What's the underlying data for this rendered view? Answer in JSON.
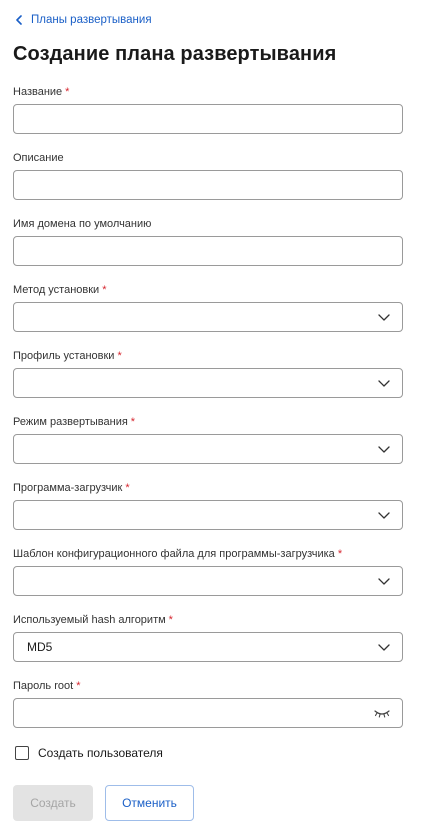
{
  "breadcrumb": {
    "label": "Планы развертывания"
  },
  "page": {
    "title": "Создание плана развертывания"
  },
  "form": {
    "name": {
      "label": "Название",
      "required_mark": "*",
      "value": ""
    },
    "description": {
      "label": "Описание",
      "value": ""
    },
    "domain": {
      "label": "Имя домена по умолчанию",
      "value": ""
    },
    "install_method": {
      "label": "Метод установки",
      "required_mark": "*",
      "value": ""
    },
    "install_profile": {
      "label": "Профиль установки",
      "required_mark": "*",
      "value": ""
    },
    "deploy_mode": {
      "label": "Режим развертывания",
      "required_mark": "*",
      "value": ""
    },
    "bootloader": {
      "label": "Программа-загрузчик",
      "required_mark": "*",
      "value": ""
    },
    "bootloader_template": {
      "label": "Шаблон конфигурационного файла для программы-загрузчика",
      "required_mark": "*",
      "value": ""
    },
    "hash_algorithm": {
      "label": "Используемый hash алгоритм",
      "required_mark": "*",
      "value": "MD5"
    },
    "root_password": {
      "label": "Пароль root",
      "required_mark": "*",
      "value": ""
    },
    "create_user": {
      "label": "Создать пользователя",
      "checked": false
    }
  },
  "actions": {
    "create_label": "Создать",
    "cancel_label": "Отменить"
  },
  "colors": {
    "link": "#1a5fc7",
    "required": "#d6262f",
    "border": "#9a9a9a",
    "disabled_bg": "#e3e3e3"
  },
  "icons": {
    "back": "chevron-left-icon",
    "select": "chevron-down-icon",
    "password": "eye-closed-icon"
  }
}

####################

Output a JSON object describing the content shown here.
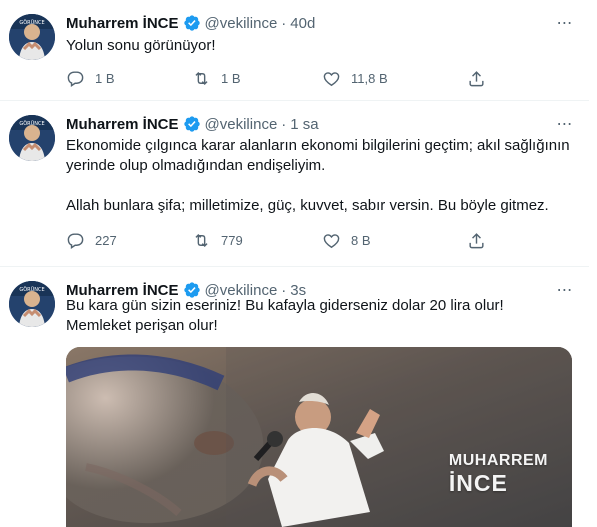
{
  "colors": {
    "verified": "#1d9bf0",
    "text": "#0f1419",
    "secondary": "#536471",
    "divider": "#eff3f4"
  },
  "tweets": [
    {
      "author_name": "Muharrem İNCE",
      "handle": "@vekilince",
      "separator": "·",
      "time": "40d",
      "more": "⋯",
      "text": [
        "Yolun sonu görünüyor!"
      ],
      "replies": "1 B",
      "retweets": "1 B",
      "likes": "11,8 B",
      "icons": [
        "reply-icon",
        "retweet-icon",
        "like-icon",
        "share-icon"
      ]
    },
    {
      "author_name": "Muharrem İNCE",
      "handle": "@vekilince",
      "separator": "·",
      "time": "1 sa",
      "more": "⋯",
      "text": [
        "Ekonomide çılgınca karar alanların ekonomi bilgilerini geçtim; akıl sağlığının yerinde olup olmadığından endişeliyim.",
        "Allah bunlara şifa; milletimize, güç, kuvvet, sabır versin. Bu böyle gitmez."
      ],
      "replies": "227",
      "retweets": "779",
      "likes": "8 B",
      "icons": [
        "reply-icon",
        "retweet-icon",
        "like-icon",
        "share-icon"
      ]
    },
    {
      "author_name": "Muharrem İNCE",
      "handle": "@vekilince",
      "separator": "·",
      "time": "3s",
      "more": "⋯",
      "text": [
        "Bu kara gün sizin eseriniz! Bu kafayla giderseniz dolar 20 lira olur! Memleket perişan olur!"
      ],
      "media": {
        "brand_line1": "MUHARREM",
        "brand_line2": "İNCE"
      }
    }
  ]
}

####################

- _Exercise task_:
Copy out every line of the data that includes the word "JSON".

- _Task solution_:
What's the underlying data for this rendered view? Answer in JSON.
Output a JSON object describing the content shown here.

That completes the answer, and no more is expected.